**DIRECTIONS**. Read the records below and copy each line that contains "marker".

**RECORDS**.
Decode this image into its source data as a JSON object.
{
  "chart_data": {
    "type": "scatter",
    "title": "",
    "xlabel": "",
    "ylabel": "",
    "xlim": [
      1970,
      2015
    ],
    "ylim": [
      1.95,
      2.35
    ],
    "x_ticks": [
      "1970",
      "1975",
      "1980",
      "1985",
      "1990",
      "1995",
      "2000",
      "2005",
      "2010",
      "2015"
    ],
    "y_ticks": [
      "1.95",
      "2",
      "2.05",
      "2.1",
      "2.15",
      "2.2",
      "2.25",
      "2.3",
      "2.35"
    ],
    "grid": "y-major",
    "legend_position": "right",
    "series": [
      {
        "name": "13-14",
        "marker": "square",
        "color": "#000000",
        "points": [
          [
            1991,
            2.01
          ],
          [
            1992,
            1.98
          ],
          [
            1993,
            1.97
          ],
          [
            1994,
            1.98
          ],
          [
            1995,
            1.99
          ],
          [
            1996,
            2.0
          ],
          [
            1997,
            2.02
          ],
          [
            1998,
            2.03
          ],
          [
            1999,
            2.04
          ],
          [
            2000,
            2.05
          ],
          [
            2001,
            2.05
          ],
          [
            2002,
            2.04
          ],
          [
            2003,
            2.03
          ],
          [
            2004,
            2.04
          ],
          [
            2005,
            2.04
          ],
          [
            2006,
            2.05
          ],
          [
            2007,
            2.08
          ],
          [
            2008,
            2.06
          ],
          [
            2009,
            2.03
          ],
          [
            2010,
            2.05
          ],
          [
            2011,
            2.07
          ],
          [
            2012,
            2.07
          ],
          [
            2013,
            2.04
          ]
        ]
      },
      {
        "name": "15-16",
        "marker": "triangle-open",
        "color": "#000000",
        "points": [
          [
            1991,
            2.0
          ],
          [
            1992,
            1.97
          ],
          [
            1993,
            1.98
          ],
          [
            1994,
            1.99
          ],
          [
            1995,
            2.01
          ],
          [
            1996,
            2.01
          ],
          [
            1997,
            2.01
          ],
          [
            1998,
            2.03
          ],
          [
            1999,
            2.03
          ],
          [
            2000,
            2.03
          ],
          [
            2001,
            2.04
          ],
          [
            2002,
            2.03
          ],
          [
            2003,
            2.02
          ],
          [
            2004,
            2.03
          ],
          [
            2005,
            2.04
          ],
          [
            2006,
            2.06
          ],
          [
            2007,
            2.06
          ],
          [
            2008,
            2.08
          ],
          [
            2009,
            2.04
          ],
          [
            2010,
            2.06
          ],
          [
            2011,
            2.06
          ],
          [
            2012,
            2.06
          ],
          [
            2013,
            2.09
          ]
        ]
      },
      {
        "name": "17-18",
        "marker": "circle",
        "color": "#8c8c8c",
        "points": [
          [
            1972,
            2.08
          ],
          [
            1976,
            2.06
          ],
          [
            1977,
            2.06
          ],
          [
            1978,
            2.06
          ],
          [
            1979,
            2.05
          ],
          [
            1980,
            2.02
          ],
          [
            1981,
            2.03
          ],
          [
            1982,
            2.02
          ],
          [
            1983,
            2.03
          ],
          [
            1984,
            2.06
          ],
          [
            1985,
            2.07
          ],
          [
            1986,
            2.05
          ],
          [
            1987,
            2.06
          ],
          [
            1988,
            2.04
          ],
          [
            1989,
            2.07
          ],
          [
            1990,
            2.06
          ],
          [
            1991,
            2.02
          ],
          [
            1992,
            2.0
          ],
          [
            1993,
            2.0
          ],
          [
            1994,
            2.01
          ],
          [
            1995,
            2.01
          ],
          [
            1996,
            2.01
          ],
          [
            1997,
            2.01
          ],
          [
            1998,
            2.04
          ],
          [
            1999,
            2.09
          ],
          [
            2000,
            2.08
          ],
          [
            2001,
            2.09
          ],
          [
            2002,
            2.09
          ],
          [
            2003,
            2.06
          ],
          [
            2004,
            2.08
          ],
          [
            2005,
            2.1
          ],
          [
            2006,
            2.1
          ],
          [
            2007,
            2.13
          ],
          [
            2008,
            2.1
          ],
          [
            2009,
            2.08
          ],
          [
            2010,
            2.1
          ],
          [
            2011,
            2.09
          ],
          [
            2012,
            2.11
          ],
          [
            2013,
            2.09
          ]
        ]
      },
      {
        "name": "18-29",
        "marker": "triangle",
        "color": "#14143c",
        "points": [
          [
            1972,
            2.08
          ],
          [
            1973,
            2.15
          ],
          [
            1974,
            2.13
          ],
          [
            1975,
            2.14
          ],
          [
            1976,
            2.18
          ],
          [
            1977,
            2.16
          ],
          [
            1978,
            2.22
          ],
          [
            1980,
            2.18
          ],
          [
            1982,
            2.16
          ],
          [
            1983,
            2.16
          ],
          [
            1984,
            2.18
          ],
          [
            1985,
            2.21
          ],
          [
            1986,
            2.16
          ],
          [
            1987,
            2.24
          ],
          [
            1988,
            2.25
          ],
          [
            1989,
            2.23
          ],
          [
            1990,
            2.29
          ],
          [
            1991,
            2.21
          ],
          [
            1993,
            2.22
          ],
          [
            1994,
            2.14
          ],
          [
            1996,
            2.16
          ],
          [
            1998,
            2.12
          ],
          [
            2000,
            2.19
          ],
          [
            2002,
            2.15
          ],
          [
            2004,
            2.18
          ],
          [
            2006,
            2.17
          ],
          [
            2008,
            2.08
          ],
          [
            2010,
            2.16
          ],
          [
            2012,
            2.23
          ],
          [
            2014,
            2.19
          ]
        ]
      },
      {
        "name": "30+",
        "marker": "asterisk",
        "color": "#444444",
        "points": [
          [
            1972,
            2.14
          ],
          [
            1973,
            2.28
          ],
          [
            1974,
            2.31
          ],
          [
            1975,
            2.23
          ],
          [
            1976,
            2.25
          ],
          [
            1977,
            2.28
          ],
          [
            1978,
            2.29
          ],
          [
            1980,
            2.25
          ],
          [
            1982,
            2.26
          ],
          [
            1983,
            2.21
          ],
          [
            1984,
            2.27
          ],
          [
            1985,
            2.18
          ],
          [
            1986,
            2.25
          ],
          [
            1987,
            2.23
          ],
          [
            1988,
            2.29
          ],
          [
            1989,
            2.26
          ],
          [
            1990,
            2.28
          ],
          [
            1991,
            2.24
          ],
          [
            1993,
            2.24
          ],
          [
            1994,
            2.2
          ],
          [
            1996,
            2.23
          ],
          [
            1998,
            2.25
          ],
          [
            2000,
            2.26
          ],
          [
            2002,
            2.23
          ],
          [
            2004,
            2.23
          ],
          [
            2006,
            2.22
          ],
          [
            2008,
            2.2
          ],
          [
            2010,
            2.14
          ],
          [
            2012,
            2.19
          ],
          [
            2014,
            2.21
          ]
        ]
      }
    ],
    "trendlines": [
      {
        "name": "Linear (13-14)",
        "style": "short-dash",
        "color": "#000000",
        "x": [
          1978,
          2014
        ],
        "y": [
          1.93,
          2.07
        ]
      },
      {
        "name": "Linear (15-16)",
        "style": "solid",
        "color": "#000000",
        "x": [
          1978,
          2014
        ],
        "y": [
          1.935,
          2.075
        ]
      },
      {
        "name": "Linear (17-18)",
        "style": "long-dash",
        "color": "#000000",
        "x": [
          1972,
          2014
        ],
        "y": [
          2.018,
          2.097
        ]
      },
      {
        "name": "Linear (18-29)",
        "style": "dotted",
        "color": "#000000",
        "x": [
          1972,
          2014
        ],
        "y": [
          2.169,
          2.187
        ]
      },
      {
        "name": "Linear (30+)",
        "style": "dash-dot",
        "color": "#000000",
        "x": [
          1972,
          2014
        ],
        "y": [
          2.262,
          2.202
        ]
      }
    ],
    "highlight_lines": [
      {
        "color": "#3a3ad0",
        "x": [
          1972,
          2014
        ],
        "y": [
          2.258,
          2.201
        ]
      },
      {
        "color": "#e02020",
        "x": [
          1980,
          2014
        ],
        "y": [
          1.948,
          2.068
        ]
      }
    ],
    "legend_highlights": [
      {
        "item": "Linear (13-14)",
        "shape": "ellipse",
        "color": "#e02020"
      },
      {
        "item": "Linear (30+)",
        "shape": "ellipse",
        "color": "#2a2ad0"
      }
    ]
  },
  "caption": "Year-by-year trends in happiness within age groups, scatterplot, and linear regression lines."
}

**THE OUTPUT**.
        "marker": "square",
        "marker": "triangle-open",
        "marker": "circle",
        "marker": "triangle",
        "marker": "asterisk",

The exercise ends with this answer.